== Saved entries ==

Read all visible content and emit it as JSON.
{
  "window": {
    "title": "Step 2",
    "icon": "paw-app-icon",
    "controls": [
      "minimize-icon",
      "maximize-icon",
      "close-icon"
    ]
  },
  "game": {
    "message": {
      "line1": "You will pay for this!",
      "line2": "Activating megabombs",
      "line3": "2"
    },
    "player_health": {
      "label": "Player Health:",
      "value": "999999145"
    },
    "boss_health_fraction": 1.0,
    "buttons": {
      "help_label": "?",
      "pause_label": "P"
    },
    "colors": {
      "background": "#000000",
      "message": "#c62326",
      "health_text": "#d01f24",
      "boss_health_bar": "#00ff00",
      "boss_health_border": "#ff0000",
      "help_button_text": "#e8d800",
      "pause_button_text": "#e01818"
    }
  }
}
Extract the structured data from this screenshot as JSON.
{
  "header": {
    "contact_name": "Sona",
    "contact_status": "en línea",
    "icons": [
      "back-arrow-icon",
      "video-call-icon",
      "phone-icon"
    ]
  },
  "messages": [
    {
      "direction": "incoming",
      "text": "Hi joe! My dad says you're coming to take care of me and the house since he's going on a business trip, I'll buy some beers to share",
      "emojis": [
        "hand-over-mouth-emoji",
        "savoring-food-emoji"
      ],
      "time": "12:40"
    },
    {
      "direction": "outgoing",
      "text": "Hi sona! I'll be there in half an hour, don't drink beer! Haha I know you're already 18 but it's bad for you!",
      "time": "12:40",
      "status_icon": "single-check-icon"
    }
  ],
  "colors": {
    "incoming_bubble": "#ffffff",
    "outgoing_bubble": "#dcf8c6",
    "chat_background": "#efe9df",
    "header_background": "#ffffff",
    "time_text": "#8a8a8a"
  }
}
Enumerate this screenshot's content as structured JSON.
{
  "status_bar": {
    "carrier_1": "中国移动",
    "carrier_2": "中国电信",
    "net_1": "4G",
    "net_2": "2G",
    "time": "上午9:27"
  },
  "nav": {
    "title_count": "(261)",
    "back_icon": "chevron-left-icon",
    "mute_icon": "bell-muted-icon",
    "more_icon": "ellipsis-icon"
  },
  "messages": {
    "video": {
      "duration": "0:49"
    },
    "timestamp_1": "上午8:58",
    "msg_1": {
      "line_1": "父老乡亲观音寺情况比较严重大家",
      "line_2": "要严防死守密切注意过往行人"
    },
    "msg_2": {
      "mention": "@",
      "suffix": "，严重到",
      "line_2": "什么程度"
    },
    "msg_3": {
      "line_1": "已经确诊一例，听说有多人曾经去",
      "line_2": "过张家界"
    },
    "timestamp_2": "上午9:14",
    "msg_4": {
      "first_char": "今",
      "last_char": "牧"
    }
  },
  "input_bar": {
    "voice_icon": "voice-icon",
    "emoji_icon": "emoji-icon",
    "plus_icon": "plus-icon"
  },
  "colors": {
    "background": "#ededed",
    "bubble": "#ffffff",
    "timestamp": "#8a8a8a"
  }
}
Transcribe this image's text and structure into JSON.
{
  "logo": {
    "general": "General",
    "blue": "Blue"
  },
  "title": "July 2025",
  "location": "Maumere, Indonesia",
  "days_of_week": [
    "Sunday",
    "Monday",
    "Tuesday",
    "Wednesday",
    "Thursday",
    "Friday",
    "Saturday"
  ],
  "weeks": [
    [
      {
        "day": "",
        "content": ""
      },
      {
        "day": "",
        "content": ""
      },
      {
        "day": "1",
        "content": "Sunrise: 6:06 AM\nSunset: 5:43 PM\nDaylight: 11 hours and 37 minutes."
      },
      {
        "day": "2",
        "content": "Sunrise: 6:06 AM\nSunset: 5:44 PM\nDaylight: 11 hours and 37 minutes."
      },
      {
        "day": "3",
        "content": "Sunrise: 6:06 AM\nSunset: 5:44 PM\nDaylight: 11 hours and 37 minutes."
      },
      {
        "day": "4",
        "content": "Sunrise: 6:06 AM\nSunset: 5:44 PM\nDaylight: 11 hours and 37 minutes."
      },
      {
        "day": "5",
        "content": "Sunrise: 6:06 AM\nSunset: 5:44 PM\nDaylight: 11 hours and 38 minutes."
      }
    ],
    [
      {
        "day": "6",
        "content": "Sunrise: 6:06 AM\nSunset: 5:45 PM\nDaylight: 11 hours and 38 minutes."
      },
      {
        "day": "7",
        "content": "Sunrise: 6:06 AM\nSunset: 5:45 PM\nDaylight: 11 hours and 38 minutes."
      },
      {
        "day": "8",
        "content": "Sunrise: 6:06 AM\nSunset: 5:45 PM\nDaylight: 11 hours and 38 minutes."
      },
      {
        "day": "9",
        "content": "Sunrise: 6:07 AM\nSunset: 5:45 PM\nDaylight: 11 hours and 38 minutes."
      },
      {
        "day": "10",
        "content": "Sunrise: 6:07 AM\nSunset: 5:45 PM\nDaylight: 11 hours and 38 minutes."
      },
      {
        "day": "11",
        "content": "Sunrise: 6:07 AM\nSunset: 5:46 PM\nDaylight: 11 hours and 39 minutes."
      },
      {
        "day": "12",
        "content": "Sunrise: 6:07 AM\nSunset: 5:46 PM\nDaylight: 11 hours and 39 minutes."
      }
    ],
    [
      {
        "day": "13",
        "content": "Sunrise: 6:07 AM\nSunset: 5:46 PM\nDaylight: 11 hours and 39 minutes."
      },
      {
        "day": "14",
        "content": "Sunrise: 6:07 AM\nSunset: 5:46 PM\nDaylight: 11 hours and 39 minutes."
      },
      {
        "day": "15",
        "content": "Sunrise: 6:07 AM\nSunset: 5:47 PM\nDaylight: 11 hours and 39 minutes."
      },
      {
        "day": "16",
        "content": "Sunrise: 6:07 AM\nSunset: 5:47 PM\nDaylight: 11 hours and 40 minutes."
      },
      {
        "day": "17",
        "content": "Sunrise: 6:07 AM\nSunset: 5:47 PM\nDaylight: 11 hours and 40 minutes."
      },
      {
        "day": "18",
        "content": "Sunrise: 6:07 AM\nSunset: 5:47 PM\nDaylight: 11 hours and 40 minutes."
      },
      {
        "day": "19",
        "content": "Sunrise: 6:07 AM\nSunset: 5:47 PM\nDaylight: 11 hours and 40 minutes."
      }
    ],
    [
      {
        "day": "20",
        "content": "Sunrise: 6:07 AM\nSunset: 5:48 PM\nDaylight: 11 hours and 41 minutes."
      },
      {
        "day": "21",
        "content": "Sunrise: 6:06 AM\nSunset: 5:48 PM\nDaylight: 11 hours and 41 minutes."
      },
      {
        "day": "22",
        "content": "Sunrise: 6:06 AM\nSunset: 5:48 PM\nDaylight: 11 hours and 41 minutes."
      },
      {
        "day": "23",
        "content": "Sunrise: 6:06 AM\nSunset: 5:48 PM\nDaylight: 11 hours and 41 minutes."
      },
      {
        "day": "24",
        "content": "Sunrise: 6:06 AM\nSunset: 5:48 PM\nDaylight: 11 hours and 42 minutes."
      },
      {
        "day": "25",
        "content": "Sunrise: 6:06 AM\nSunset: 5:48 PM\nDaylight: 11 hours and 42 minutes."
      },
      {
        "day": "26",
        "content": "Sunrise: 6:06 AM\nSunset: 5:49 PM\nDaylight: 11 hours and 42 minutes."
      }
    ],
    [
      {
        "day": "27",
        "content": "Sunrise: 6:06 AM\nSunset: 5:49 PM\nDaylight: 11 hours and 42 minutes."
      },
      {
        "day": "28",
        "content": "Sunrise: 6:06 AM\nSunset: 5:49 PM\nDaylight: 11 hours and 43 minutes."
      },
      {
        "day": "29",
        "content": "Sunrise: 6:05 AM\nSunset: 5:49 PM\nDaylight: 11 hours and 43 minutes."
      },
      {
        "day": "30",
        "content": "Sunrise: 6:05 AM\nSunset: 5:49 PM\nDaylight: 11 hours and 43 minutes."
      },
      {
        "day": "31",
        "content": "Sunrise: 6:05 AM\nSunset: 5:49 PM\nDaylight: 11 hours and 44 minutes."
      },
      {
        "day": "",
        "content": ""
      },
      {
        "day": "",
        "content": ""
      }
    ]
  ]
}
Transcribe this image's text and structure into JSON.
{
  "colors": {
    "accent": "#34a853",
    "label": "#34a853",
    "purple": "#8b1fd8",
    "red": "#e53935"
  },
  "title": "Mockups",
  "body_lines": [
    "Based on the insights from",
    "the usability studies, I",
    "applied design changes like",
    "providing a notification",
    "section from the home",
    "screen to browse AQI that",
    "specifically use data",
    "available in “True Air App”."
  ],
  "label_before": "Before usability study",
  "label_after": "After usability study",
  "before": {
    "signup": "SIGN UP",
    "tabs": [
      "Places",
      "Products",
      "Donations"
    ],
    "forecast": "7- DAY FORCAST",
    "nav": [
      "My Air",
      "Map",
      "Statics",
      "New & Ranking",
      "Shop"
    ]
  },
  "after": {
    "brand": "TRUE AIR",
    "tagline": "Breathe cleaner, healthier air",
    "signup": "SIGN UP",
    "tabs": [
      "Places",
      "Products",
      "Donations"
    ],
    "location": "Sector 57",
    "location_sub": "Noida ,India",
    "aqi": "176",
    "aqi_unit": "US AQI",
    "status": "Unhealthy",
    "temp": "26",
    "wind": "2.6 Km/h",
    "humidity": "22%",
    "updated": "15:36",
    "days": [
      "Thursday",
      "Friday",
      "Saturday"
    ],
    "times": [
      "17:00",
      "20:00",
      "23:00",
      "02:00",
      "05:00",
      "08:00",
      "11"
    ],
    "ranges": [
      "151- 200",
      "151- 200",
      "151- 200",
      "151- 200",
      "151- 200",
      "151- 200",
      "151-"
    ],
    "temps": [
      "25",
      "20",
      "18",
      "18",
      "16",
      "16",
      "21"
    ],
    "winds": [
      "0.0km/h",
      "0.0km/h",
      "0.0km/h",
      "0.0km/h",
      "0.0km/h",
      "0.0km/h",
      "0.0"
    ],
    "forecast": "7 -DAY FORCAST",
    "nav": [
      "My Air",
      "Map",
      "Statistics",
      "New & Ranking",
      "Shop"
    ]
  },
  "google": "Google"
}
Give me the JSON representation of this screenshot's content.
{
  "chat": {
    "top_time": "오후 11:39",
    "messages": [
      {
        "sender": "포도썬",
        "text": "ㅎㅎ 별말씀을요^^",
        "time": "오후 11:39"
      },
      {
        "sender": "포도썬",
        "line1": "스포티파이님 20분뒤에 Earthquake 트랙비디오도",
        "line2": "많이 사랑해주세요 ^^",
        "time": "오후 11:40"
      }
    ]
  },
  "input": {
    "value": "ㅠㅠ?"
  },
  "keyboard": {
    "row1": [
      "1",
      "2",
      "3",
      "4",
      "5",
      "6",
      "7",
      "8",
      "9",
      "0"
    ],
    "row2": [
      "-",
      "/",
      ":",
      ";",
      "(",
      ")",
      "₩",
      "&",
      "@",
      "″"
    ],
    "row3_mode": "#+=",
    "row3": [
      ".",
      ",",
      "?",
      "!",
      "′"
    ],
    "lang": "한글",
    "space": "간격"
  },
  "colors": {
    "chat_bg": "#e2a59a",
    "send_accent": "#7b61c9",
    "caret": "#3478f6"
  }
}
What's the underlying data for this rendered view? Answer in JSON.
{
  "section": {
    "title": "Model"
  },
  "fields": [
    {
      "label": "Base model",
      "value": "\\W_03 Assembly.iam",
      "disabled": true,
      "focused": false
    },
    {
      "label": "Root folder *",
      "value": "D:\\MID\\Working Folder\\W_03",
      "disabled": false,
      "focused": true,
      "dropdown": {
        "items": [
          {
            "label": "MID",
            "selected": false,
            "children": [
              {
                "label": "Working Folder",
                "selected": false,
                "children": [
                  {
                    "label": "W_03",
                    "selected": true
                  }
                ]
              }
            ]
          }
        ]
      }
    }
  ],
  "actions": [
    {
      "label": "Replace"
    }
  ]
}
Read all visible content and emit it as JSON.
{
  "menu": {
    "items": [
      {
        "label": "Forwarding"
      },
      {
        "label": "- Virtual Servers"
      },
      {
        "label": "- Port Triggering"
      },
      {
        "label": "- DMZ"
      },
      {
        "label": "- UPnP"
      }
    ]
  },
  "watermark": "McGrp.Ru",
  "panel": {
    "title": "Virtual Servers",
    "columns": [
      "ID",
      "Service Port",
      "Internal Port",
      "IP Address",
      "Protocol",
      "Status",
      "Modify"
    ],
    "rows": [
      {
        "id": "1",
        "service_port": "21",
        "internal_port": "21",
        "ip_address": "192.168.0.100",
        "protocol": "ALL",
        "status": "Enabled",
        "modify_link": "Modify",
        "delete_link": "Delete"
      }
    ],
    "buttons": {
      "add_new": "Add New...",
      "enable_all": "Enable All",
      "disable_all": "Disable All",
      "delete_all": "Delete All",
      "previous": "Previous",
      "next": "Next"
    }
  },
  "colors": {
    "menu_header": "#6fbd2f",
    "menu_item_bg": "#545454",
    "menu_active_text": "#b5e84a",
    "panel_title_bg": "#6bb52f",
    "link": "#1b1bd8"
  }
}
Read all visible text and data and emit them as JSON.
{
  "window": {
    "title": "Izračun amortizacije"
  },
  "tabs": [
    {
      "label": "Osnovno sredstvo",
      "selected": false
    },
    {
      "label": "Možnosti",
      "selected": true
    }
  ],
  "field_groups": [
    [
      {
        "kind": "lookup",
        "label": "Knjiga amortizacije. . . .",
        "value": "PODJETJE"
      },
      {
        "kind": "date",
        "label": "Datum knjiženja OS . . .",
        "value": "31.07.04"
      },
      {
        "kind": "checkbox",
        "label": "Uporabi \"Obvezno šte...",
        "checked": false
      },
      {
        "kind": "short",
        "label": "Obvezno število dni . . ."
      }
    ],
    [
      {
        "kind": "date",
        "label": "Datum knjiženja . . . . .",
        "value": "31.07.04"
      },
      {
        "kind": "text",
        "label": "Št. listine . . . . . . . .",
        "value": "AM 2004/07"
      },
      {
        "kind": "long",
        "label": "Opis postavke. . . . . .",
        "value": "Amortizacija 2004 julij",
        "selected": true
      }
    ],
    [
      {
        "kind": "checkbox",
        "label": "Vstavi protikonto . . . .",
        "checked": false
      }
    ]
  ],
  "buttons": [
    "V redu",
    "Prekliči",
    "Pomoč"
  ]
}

== WHAT THE TASK ASKS ==
Report the number of lines above that contain the word "usability", and only that number.

== ANSWER TO THIS PROBLEM ==
3